» Written instruction: Output all records precisely as written.

* begin Stored records *

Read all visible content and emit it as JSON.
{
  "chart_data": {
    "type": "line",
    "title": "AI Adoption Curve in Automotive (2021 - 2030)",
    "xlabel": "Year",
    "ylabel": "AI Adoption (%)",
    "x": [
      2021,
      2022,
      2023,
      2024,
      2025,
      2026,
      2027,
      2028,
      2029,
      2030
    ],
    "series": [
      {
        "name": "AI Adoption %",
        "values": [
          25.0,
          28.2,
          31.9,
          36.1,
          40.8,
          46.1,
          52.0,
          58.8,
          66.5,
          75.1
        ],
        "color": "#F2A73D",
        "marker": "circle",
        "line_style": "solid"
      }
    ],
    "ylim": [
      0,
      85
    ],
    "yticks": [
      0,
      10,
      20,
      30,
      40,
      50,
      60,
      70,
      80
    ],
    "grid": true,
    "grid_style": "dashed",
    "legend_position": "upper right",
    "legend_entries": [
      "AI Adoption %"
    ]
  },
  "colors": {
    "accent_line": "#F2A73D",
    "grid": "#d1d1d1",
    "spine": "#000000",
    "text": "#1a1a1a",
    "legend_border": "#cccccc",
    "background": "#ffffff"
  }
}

* end Stored records *

» Problem solution:
Read all visible content and emit it as JSON.
{
  "chart_data": {
    "type": "line",
    "title": "AI Adoption Curve in Automotive (2021 - 2030)",
    "xlabel": "Year",
    "ylabel": "AI Adoption (%)",
    "x": [
      2021,
      2022,
      2023,
      2024,
      2025,
      2026,
      2027,
      2028,
      2029,
      2030
    ],
    "series": [
      {
        "name": "AI Adoption %",
        "values": [
          25.0,
          28.2,
          31.9,
          36.1,
          40.8,
          46.1,
          52.0,
          58.8,
          66.5,
          75.1
        ],
        "color": "#F2A73D",
        "marker": "circle",
        "line_style": "solid"
      }
    ],
    "ylim": [
      0,
      85
    ],
    "yticks": [
      0,
      10,
      20,
      30,
      40,
      50,
      60,
      70,
      80
    ],
    "grid": true,
    "grid_style": "dashed",
    "legend_position": "upper right",
    "legend_entries": [
      "AI Adoption %"
    ]
  },
  "colors": {
    "accent_line": "#F2A73D",
    "grid": "#d1d1d1",
    "spine": "#000000",
    "text": "#1a1a1a",
    "legend_border": "#cccccc",
    "background": "#ffffff"
  }
}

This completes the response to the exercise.